- [The request]
Only the lines from the one containing "Enumerate this screenshot's" through the last line below should be written out, exactly and with both ends kept.

- [Records for this exercise]
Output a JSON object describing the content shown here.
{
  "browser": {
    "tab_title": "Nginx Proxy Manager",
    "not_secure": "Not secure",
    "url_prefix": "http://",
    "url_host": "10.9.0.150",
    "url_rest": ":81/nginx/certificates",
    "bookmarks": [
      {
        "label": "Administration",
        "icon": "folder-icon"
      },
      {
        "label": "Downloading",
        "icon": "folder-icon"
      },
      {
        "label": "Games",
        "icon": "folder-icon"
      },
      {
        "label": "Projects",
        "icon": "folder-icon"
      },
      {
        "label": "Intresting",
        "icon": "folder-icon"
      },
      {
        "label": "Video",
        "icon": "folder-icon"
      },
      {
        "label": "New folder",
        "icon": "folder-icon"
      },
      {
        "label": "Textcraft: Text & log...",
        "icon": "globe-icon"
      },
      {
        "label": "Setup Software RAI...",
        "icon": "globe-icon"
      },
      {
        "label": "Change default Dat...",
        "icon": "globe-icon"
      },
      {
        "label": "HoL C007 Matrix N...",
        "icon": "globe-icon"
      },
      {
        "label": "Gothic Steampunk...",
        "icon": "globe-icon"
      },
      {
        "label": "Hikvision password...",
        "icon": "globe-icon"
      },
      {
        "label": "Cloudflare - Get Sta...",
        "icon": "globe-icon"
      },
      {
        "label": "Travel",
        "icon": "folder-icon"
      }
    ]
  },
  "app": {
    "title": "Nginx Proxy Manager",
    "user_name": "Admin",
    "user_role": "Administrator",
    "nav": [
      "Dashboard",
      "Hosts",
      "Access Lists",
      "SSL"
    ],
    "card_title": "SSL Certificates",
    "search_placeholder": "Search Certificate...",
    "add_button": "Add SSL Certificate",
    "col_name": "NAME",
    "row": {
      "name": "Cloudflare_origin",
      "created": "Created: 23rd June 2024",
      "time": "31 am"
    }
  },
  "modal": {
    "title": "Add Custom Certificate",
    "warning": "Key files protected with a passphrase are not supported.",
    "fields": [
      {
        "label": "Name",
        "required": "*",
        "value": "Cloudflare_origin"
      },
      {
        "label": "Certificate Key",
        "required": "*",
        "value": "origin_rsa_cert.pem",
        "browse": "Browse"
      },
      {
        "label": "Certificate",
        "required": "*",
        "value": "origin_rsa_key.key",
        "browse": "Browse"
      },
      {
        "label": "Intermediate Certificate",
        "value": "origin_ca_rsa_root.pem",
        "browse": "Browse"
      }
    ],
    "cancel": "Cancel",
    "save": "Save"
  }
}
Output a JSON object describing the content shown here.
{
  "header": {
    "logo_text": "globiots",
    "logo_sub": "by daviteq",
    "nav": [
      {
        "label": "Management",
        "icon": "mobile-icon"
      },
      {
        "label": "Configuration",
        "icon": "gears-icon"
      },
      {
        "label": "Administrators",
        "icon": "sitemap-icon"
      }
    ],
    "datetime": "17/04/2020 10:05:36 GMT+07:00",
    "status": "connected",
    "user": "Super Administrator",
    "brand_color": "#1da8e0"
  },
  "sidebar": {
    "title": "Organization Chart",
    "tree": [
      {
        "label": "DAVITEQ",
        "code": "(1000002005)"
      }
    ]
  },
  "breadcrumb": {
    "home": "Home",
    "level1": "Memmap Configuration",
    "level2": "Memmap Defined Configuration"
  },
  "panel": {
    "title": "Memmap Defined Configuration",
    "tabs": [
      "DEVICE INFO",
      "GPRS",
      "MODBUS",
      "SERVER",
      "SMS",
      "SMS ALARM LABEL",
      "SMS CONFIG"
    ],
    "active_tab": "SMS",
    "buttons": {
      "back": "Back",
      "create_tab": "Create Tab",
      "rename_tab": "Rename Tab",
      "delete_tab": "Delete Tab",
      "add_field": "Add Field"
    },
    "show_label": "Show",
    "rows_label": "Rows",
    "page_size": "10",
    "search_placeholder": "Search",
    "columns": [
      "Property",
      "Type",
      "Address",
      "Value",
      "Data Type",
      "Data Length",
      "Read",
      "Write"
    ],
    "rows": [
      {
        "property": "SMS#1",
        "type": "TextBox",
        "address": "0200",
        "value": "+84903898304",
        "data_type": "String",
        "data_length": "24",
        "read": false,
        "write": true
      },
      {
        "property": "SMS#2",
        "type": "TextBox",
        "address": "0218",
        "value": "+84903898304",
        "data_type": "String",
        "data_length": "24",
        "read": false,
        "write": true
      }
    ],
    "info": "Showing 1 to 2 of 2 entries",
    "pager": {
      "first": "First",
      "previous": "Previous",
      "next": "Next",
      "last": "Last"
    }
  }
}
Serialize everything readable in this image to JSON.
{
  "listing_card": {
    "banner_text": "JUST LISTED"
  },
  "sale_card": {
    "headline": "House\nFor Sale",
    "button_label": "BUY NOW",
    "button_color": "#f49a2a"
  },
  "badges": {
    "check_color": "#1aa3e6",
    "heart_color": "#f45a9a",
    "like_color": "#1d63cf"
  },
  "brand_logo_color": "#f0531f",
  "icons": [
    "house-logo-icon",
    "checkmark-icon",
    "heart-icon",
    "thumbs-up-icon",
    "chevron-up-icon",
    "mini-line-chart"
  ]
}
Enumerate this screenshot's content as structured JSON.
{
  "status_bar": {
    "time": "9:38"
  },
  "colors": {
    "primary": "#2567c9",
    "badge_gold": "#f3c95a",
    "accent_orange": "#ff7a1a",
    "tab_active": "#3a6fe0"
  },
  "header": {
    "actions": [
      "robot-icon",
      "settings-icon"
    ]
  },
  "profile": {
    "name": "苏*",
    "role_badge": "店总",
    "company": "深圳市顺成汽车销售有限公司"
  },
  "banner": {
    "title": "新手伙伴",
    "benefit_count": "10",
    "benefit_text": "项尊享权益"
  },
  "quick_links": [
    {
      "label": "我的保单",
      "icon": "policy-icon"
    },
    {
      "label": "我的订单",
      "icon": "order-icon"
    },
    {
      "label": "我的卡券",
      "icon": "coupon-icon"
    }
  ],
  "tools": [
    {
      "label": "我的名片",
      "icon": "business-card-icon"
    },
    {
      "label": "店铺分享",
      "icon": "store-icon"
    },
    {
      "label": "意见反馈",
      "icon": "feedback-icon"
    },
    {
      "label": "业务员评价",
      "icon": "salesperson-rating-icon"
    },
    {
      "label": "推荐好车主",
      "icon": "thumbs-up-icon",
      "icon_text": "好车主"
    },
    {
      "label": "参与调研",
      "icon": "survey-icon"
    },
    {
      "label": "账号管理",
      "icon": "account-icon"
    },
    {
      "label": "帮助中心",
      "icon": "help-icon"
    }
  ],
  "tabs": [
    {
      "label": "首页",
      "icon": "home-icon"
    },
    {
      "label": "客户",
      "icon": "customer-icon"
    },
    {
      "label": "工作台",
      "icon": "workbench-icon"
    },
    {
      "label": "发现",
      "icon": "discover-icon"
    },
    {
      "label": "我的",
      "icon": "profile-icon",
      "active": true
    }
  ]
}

- [Response to this task]
Enumerate this screenshot's content as structured JSON.
{
  "status_bar": {
    "time": "9:38"
  },
  "colors": {
    "primary": "#2567c9",
    "badge_gold": "#f3c95a",
    "accent_orange": "#ff7a1a",
    "tab_active": "#3a6fe0"
  },
  "header": {
    "actions": [
      "robot-icon",
      "settings-icon"
    ]
  },
  "profile": {
    "name": "苏*",
    "role_badge": "店总",
    "company": "深圳市顺成汽车销售有限公司"
  },
  "banner": {
    "title": "新手伙伴",
    "benefit_count": "10",
    "benefit_text": "项尊享权益"
  },
  "quick_links": [
    {
      "label": "我的保单",
      "icon": "policy-icon"
    },
    {
      "label": "我的订单",
      "icon": "order-icon"
    },
    {
      "label": "我的卡券",
      "icon": "coupon-icon"
    }
  ],
  "tools": [
    {
      "label": "我的名片",
      "icon": "business-card-icon"
    },
    {
      "label": "店铺分享",
      "icon": "store-icon"
    },
    {
      "label": "意见反馈",
      "icon": "feedback-icon"
    },
    {
      "label": "业务员评价",
      "icon": "salesperson-rating-icon"
    },
    {
      "label": "推荐好车主",
      "icon": "thumbs-up-icon",
      "icon_text": "好车主"
    },
    {
      "label": "参与调研",
      "icon": "survey-icon"
    },
    {
      "label": "账号管理",
      "icon": "account-icon"
    },
    {
      "label": "帮助中心",
      "icon": "help-icon"
    }
  ],
  "tabs": [
    {
      "label": "首页",
      "icon": "home-icon"
    },
    {
      "label": "客户",
      "icon": "customer-icon"
    },
    {
      "label": "工作台",
      "icon": "workbench-icon"
    },
    {
      "label": "发现",
      "icon": "discover-icon"
    },
    {
      "label": "我的",
      "icon": "profile-icon",
      "active": true
    }
  ]
}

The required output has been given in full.